= Given records =
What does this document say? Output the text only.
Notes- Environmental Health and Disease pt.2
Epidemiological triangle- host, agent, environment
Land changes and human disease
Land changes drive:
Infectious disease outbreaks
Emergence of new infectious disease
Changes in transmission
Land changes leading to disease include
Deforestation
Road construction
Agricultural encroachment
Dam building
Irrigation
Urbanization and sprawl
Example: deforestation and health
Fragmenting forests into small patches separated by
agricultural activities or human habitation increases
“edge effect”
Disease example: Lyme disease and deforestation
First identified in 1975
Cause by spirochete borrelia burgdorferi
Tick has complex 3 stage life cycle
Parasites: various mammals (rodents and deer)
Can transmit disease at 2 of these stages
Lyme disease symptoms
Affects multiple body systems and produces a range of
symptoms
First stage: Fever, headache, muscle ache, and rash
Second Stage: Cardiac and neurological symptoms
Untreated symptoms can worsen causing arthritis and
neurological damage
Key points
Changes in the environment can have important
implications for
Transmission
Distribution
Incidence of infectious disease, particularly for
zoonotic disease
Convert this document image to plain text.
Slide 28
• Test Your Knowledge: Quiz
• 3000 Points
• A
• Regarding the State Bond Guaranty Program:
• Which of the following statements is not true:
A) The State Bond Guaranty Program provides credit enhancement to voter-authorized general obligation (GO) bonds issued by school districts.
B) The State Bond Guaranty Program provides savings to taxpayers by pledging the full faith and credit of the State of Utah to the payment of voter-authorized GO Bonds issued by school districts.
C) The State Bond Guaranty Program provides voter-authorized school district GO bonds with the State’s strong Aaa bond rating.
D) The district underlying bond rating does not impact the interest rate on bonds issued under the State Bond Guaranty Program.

= Exercise aim =
Check the data for the word "Program" and pull out the lines that have it.

= Right answer =
• Regarding the State Bond Guaranty Program:
A) The State Bond Guaranty Program provides credit enhancement to voter-authorized general obligation (GO) bonds issued by school districts.
B) The State Bond Guaranty Program provides savings to taxpayers by pledging the full faith and credit of the State of Utah to the payment of voter-authorized GO Bonds issued by school districts.
C) The State Bond Guaranty Program provides voter-authorized school district GO bonds with the State’s strong Aaa bond rating.
D) The district underlying bond rating does not impact the interest rate on bonds issued under the State Bond Guaranty Program.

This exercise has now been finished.